Aim:
Copy every line of the records below that holds the word "JSON".

_____

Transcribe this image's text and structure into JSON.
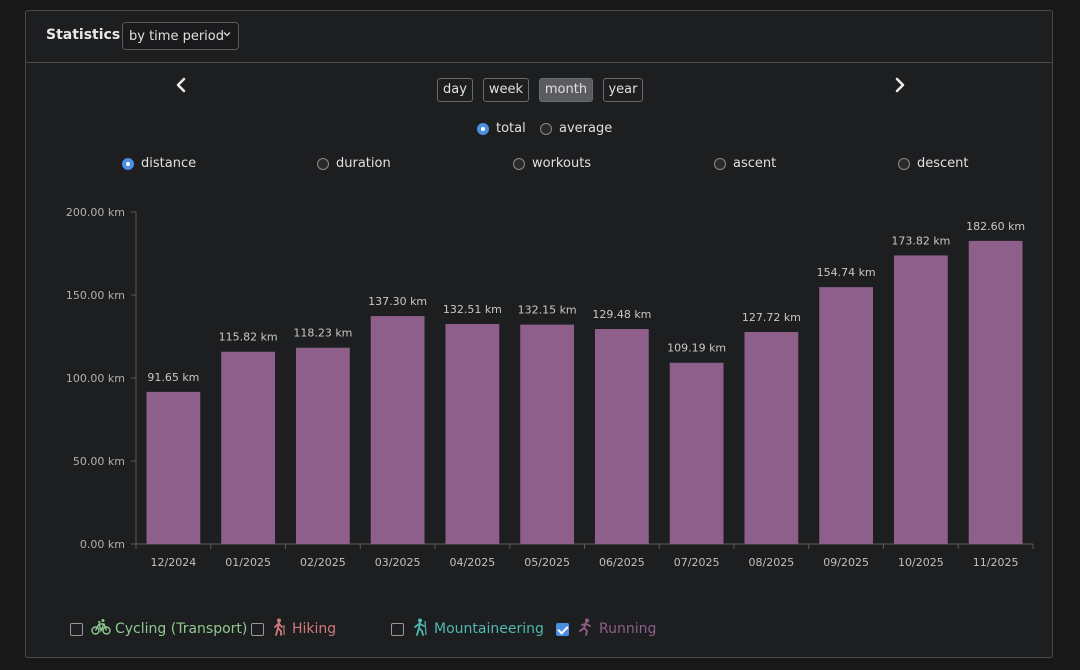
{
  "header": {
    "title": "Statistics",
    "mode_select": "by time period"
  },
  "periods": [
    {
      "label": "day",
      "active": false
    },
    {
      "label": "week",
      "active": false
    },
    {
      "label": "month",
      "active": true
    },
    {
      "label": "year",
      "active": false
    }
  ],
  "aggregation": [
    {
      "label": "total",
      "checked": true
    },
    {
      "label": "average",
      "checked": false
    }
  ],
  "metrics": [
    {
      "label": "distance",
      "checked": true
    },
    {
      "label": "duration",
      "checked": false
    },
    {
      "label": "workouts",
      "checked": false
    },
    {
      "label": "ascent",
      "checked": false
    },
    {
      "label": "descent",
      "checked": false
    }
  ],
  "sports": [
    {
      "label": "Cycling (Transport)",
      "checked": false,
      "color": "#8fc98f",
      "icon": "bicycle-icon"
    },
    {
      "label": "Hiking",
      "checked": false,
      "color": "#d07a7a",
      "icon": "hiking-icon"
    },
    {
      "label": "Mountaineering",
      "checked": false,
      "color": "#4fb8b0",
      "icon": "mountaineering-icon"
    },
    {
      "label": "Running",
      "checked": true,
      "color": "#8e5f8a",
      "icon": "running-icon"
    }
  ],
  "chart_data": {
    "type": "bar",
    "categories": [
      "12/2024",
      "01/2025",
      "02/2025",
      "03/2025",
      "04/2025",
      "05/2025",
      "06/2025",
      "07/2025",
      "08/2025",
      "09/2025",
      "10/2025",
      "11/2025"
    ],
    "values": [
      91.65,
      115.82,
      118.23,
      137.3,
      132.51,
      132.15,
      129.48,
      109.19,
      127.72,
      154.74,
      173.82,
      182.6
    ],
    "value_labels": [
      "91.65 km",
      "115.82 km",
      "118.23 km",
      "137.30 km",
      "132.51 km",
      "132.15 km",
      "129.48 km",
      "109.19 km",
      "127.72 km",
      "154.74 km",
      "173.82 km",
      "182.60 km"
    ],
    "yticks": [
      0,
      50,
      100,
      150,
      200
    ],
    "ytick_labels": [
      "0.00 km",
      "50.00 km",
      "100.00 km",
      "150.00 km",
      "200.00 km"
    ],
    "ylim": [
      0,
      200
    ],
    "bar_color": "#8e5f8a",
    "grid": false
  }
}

_____

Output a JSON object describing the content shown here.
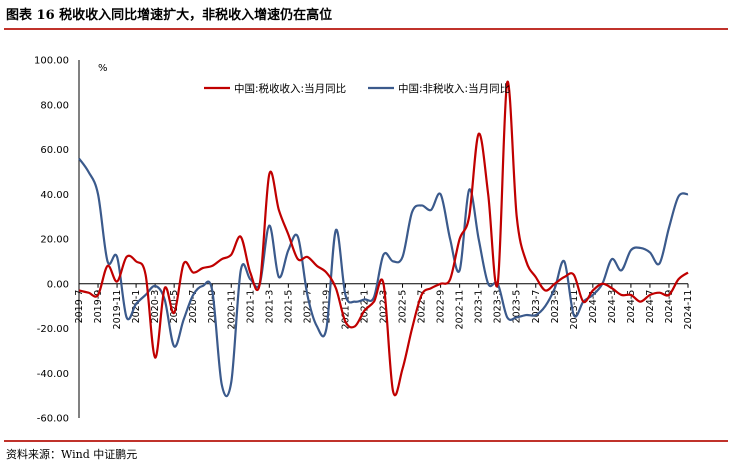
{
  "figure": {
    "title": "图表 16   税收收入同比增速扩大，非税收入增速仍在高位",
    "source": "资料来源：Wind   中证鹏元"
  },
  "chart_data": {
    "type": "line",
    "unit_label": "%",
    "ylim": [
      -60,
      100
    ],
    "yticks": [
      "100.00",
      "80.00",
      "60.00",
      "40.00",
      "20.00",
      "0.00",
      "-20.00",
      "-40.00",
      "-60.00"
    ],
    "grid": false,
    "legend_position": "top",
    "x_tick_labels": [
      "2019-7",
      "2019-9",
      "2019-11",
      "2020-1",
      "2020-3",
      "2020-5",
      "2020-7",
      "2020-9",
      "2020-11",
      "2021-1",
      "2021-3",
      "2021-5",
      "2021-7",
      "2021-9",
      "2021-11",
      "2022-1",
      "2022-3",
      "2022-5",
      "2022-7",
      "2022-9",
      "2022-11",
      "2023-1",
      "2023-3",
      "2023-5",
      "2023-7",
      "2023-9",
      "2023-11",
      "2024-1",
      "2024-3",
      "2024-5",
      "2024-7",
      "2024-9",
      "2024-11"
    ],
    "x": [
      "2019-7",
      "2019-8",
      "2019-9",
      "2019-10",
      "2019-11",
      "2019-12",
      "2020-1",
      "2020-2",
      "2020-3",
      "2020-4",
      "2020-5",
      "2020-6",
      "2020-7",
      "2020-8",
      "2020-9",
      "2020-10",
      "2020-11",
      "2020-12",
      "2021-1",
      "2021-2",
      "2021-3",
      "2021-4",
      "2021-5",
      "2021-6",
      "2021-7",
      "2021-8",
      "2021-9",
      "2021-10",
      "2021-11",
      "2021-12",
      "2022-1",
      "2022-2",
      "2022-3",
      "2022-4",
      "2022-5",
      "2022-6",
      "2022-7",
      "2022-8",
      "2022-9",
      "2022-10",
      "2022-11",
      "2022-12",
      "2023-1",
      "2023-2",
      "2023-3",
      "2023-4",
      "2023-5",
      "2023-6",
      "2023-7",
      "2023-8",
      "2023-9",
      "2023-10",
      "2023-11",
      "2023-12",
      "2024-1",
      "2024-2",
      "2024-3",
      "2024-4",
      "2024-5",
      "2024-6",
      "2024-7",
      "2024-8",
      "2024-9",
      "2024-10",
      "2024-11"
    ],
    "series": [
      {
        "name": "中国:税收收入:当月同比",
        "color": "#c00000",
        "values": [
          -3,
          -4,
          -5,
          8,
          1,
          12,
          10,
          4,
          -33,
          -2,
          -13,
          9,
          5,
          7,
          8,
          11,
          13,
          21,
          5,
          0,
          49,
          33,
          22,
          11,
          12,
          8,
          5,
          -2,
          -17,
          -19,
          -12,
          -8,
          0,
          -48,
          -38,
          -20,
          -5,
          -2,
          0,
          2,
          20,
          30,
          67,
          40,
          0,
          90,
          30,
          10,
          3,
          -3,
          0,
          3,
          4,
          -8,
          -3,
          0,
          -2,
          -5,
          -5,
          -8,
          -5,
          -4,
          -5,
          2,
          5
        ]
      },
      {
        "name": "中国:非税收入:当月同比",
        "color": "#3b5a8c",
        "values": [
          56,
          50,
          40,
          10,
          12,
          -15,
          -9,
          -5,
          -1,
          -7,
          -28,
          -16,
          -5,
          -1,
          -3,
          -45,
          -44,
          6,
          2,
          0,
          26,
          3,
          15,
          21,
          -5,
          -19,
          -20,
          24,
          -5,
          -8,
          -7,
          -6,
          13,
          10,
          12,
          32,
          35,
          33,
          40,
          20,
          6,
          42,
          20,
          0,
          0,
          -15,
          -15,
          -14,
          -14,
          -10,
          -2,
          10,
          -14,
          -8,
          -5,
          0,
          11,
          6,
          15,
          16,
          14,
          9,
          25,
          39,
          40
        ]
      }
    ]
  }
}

_____

Exercise answer:
Transcribe this image's text and structure into JSON.
Output a JSON object describing the content shown here.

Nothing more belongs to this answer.